-- Begin Exercise input --

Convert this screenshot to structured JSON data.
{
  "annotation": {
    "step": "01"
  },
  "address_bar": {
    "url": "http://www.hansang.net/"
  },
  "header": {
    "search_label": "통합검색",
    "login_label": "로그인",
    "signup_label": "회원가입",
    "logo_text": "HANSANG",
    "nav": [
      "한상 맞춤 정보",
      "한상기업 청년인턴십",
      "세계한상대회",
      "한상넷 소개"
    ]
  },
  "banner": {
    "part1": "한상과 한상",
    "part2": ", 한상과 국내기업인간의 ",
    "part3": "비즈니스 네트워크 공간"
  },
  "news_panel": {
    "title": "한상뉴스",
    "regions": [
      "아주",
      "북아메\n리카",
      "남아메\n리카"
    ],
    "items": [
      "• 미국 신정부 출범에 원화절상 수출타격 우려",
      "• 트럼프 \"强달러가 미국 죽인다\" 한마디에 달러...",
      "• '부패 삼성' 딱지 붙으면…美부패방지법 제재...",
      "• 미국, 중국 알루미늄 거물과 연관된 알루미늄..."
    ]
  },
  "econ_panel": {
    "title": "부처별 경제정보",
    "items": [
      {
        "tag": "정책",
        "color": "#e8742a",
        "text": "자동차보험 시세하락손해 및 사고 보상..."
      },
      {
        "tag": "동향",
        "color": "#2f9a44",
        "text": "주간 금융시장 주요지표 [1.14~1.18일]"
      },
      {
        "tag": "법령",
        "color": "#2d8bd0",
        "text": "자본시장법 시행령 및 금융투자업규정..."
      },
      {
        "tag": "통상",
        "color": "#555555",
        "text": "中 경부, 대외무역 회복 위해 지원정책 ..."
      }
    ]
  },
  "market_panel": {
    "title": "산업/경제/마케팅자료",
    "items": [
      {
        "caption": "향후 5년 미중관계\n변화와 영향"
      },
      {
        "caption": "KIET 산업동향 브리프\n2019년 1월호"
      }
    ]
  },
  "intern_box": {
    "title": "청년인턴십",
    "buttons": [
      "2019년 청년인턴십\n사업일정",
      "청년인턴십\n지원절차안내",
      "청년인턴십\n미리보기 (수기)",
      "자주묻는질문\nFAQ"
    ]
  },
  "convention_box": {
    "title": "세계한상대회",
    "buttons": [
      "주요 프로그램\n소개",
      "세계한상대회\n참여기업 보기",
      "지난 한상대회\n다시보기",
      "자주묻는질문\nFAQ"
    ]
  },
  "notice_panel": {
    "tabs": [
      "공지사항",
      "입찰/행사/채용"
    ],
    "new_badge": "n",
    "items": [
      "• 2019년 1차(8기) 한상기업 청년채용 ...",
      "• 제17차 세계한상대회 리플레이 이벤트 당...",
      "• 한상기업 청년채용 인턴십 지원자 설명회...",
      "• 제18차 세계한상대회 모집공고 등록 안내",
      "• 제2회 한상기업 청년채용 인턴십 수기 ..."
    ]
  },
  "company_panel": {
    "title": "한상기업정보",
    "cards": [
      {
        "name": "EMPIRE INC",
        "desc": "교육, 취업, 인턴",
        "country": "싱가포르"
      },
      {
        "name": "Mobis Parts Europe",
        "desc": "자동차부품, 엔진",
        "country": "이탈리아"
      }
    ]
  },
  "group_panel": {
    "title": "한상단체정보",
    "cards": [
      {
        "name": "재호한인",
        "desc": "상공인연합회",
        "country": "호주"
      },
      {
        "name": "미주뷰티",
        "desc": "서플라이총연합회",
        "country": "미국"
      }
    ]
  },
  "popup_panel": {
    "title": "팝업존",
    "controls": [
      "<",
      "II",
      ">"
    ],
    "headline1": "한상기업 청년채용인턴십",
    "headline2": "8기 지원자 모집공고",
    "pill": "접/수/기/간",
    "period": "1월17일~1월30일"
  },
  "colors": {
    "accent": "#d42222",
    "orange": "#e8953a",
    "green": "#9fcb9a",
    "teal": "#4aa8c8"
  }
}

-- End Exercise input --

Short problem >> Give the count of lines that hold the word "desc", with nothing added.

Complete output >> 4